Dataset listings of figures:
┄┄┄┄┄┄┄┄┄┄

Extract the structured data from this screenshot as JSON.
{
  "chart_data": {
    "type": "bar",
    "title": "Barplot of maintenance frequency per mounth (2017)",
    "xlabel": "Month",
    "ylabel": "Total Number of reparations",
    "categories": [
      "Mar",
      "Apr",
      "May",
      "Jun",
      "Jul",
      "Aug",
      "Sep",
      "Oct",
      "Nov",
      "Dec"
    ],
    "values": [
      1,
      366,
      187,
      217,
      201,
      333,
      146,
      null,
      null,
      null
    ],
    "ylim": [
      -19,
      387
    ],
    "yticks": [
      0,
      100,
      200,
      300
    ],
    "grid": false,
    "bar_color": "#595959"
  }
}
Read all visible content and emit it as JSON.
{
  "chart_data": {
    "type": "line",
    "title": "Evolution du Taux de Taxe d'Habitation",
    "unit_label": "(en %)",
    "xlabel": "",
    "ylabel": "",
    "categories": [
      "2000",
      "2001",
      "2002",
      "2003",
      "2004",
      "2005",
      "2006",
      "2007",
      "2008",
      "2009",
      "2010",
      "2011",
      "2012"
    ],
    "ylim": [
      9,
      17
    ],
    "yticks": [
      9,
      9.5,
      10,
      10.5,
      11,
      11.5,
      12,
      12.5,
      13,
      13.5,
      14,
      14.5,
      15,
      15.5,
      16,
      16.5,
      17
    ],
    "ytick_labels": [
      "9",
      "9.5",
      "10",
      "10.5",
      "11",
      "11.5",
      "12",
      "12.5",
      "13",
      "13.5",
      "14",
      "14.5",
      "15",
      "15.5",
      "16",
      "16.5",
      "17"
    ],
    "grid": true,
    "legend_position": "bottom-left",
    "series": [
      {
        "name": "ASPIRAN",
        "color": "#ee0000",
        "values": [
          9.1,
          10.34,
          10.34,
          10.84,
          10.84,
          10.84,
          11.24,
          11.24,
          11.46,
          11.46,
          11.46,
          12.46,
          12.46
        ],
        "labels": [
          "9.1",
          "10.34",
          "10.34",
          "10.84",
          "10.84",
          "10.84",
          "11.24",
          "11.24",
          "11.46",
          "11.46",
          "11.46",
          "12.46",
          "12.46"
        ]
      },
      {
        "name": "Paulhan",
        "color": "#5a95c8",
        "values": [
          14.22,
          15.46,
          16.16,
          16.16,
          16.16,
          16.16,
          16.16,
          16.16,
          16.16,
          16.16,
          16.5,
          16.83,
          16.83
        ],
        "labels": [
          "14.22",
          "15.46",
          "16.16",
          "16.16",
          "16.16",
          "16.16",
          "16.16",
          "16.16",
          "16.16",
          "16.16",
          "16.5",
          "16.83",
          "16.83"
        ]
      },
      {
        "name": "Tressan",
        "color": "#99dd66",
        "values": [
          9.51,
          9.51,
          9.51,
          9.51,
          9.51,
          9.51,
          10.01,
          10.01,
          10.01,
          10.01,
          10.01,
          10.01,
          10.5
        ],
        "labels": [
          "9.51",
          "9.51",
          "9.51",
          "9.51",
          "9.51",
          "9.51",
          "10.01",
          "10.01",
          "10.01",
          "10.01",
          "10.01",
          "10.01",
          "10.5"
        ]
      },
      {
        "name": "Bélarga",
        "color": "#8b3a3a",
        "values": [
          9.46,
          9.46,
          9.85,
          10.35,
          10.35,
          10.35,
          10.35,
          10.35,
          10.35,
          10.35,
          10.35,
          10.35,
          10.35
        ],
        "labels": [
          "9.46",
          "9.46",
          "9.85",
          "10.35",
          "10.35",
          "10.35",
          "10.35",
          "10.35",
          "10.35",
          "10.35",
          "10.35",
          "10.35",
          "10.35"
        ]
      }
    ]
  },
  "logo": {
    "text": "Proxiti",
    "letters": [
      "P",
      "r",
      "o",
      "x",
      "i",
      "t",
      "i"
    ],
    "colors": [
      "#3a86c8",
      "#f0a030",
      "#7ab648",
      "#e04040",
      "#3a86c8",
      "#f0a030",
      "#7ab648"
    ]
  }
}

┄┄┄┄┄┄┄┄┄┄

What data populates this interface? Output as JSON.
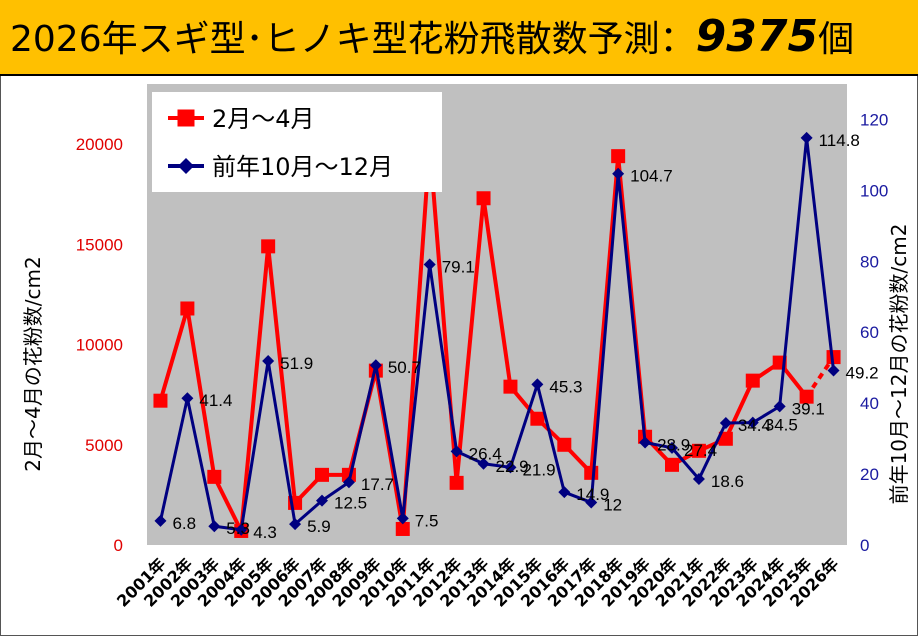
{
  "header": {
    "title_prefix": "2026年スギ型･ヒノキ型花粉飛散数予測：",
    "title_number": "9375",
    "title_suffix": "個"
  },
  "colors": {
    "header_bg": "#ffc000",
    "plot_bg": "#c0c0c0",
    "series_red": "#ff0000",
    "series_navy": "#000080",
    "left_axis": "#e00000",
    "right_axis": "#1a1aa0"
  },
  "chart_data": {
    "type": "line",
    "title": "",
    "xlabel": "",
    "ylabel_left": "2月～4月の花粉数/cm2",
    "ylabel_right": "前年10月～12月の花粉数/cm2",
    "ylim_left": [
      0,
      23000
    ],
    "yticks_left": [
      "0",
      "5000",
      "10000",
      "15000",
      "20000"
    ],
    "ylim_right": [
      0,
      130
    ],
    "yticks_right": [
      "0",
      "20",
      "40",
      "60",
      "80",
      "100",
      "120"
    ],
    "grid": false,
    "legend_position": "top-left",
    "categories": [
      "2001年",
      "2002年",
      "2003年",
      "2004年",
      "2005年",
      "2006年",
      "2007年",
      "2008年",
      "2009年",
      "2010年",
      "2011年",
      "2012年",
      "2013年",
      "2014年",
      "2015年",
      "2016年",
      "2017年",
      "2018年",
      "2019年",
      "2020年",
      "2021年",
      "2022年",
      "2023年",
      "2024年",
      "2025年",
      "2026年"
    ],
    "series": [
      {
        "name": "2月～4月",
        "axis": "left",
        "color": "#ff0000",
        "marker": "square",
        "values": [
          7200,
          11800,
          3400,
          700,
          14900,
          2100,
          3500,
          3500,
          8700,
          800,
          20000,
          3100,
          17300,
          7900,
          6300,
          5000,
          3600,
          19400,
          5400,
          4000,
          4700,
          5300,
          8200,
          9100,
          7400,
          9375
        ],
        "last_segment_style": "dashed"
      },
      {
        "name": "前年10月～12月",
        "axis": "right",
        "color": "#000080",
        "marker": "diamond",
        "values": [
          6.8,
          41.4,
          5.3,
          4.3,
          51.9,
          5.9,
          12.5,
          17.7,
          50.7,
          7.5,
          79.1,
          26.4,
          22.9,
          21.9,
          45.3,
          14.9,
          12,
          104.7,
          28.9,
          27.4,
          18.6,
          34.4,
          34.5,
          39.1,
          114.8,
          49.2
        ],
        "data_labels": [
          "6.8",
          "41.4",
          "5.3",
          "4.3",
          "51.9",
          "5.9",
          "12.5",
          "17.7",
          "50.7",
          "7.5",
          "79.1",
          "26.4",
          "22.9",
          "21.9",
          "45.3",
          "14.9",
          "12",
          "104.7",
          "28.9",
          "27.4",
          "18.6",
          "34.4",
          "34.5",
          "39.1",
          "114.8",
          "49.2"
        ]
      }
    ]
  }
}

┄┄┄┄┄┄┄┄┄┄

**What the task asks**
Search the preceding listing for the word "name" and pull out every line that holds it.

**Answer to this problem**
        "name": "ASPIRAN",
        "name": "Paulhan",
        "name": "Tressan",
        "name": "Bélarga",
        "name": "2月～4月",
        "name": "前年10月～12月",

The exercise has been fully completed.